JOB -
Return each line that holds the word "width".

RECORD EXCERPTS -
——

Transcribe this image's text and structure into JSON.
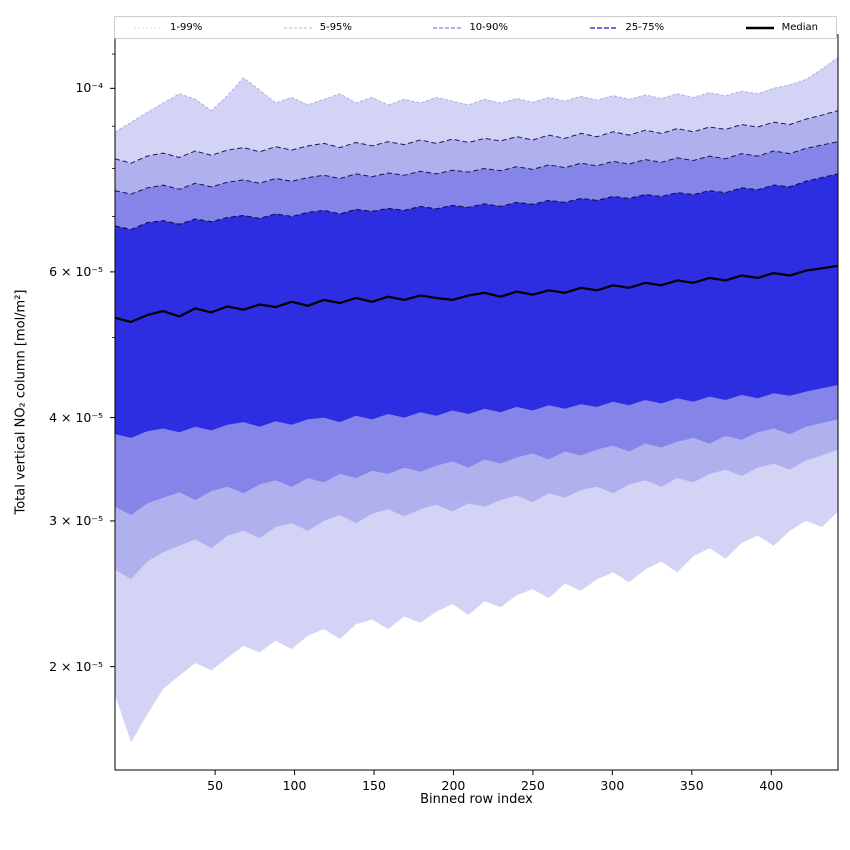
{
  "figure": {
    "background": "#ffffff"
  },
  "axes": {
    "xlabel": "Binned row index",
    "ylabel": "Total vertical NO₂ column [mol/m²]",
    "xlim": [
      -13,
      442
    ],
    "ylim": [
      1.5e-05,
      0.000116
    ],
    "yscale": "log",
    "x_ticks": [
      {
        "value": 50,
        "label": "50"
      },
      {
        "value": 100,
        "label": "100"
      },
      {
        "value": 150,
        "label": "150"
      },
      {
        "value": 200,
        "label": "200"
      },
      {
        "value": 250,
        "label": "250"
      },
      {
        "value": 300,
        "label": "300"
      },
      {
        "value": 350,
        "label": "350"
      },
      {
        "value": 400,
        "label": "400"
      }
    ],
    "y_ticks": [
      {
        "value": 0.0001,
        "label": "10⁻⁴"
      },
      {
        "value": 6e-05,
        "label": "6 × 10⁻⁵"
      },
      {
        "value": 4e-05,
        "label": "4 × 10⁻⁵"
      },
      {
        "value": 3e-05,
        "label": "3 × 10⁻⁵"
      },
      {
        "value": 2e-05,
        "label": "2 × 10⁻⁵"
      }
    ],
    "y_minor_ticks": [
      5e-05,
      7e-05,
      8e-05,
      9e-05,
      0.00011
    ],
    "spine_color": "#000000"
  },
  "legend": {
    "entries": [
      {
        "label": "1-99%",
        "color": "#dedef6",
        "dash": "2 2",
        "width": 1
      },
      {
        "label": "5-95%",
        "color": "#b6b6ef",
        "dash": "3 2",
        "width": 1
      },
      {
        "label": "10-90%",
        "color": "#8080e8",
        "dash": "4 2",
        "width": 1.2
      },
      {
        "label": "25-75%",
        "color": "#3a3ad8",
        "dash": "5 2",
        "width": 1.6
      },
      {
        "label": "Median",
        "color": "#000000",
        "dash": "",
        "width": 2.6
      }
    ]
  },
  "chart_data": {
    "type": "area",
    "title": "",
    "xlabel": "Binned row index",
    "ylabel": "Total vertical NO₂ column [mol/m²]",
    "x": {
      "start": -13,
      "end": 442,
      "count": 46
    },
    "value_scale": 1e-05,
    "series": [
      {
        "name": "p1",
        "values": [
          1.85,
          1.62,
          1.75,
          1.88,
          1.95,
          2.02,
          1.98,
          2.05,
          2.12,
          2.08,
          2.15,
          2.1,
          2.18,
          2.22,
          2.16,
          2.25,
          2.28,
          2.22,
          2.3,
          2.26,
          2.33,
          2.38,
          2.31,
          2.4,
          2.36,
          2.44,
          2.48,
          2.42,
          2.52,
          2.47,
          2.55,
          2.6,
          2.53,
          2.62,
          2.68,
          2.6,
          2.72,
          2.78,
          2.7,
          2.82,
          2.88,
          2.8,
          2.92,
          3.0,
          2.95,
          3.08
        ]
      },
      {
        "name": "p5",
        "values": [
          2.62,
          2.55,
          2.68,
          2.75,
          2.8,
          2.85,
          2.78,
          2.88,
          2.92,
          2.86,
          2.95,
          2.98,
          2.92,
          3.0,
          3.05,
          2.98,
          3.06,
          3.1,
          3.04,
          3.1,
          3.14,
          3.08,
          3.15,
          3.12,
          3.18,
          3.22,
          3.16,
          3.24,
          3.2,
          3.27,
          3.3,
          3.24,
          3.32,
          3.36,
          3.3,
          3.38,
          3.34,
          3.42,
          3.46,
          3.4,
          3.48,
          3.52,
          3.46,
          3.55,
          3.6,
          3.66
        ]
      },
      {
        "name": "p10",
        "values": [
          3.12,
          3.05,
          3.15,
          3.2,
          3.25,
          3.18,
          3.26,
          3.3,
          3.24,
          3.32,
          3.36,
          3.3,
          3.38,
          3.34,
          3.42,
          3.38,
          3.45,
          3.42,
          3.48,
          3.44,
          3.5,
          3.54,
          3.48,
          3.56,
          3.52,
          3.58,
          3.62,
          3.56,
          3.64,
          3.6,
          3.66,
          3.7,
          3.64,
          3.72,
          3.68,
          3.74,
          3.78,
          3.72,
          3.8,
          3.76,
          3.84,
          3.88,
          3.82,
          3.9,
          3.94,
          3.98
        ]
      },
      {
        "name": "p25",
        "values": [
          3.82,
          3.78,
          3.85,
          3.88,
          3.84,
          3.9,
          3.86,
          3.92,
          3.95,
          3.9,
          3.96,
          3.92,
          3.98,
          4.0,
          3.95,
          4.02,
          3.98,
          4.04,
          4.0,
          4.06,
          4.02,
          4.08,
          4.04,
          4.1,
          4.06,
          4.12,
          4.08,
          4.14,
          4.1,
          4.15,
          4.12,
          4.18,
          4.14,
          4.2,
          4.16,
          4.22,
          4.18,
          4.24,
          4.2,
          4.26,
          4.22,
          4.28,
          4.25,
          4.3,
          4.34,
          4.38
        ]
      },
      {
        "name": "median",
        "values": [
          5.28,
          5.22,
          5.32,
          5.38,
          5.3,
          5.42,
          5.36,
          5.45,
          5.4,
          5.48,
          5.44,
          5.52,
          5.46,
          5.55,
          5.5,
          5.58,
          5.52,
          5.6,
          5.55,
          5.62,
          5.58,
          5.55,
          5.62,
          5.66,
          5.6,
          5.68,
          5.63,
          5.7,
          5.66,
          5.74,
          5.7,
          5.78,
          5.74,
          5.82,
          5.78,
          5.86,
          5.82,
          5.9,
          5.86,
          5.94,
          5.9,
          5.98,
          5.94,
          6.02,
          6.06,
          6.1
        ]
      },
      {
        "name": "p75",
        "values": [
          6.82,
          6.75,
          6.88,
          6.92,
          6.85,
          6.95,
          6.9,
          6.98,
          7.02,
          6.96,
          7.05,
          7.0,
          7.08,
          7.12,
          7.05,
          7.14,
          7.1,
          7.16,
          7.12,
          7.2,
          7.15,
          7.22,
          7.18,
          7.25,
          7.2,
          7.28,
          7.24,
          7.32,
          7.28,
          7.36,
          7.32,
          7.4,
          7.36,
          7.44,
          7.4,
          7.48,
          7.44,
          7.52,
          7.48,
          7.58,
          7.54,
          7.64,
          7.6,
          7.72,
          7.8,
          7.88
        ]
      },
      {
        "name": "p90",
        "values": [
          7.52,
          7.45,
          7.58,
          7.64,
          7.55,
          7.68,
          7.6,
          7.7,
          7.75,
          7.68,
          7.78,
          7.72,
          7.8,
          7.85,
          7.78,
          7.88,
          7.82,
          7.9,
          7.85,
          7.94,
          7.88,
          7.96,
          7.92,
          8.0,
          7.95,
          8.04,
          7.98,
          8.08,
          8.02,
          8.12,
          8.06,
          8.16,
          8.1,
          8.2,
          8.14,
          8.24,
          8.18,
          8.28,
          8.22,
          8.34,
          8.28,
          8.4,
          8.34,
          8.46,
          8.54,
          8.62
        ]
      },
      {
        "name": "p95",
        "values": [
          8.22,
          8.12,
          8.28,
          8.35,
          8.25,
          8.4,
          8.3,
          8.42,
          8.48,
          8.38,
          8.5,
          8.42,
          8.52,
          8.58,
          8.48,
          8.6,
          8.52,
          8.62,
          8.55,
          8.66,
          8.58,
          8.68,
          8.6,
          8.7,
          8.64,
          8.74,
          8.66,
          8.78,
          8.7,
          8.82,
          8.74,
          8.86,
          8.78,
          8.9,
          8.82,
          8.94,
          8.86,
          8.98,
          8.92,
          9.04,
          8.98,
          9.1,
          9.04,
          9.18,
          9.28,
          9.4
        ]
      },
      {
        "name": "p99",
        "values": [
          8.85,
          9.1,
          9.35,
          9.6,
          9.85,
          9.7,
          9.4,
          9.8,
          10.3,
          9.95,
          9.6,
          9.75,
          9.55,
          9.7,
          9.85,
          9.6,
          9.75,
          9.55,
          9.7,
          9.6,
          9.75,
          9.65,
          9.55,
          9.7,
          9.6,
          9.72,
          9.62,
          9.75,
          9.65,
          9.78,
          9.68,
          9.8,
          9.7,
          9.82,
          9.72,
          9.85,
          9.75,
          9.88,
          9.8,
          9.92,
          9.85,
          10.0,
          10.1,
          10.25,
          10.55,
          10.9
        ]
      }
    ],
    "bands": [
      {
        "name": "band-1-99",
        "lower": "p1",
        "upper": "p99",
        "fill": "#d3d3f5"
      },
      {
        "name": "band-5-95",
        "lower": "p5",
        "upper": "p95",
        "fill": "#b0b0ef"
      },
      {
        "name": "band-10-90",
        "lower": "p10",
        "upper": "p90",
        "fill": "#8484e9"
      },
      {
        "name": "band-25-75",
        "lower": "p25",
        "upper": "p75",
        "fill": "#2d2de2"
      }
    ],
    "edge_lines": [
      {
        "series": "p99",
        "color": "#a9a9ec",
        "dash": "3 2",
        "width": 0.9
      },
      {
        "series": "p95",
        "color": "#1c1c5a",
        "dash": "5 3",
        "width": 1
      },
      {
        "series": "p90",
        "color": "#16164f",
        "dash": "5 3",
        "width": 1
      },
      {
        "series": "p75",
        "color": "#101045",
        "dash": "5 3",
        "width": 1.1
      }
    ],
    "median_line": {
      "series": "median",
      "color": "#000000",
      "width": 2.2
    }
  }
}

——

RESULT OF THE EXERCISE -
        "width": 1
        "width": 1
        "width": 1.2
        "width": 1.6
        "width": 2.6
        "width": 0.9
        "width": 1
        "width": 1
        "width": 1.1
      "width": 2.2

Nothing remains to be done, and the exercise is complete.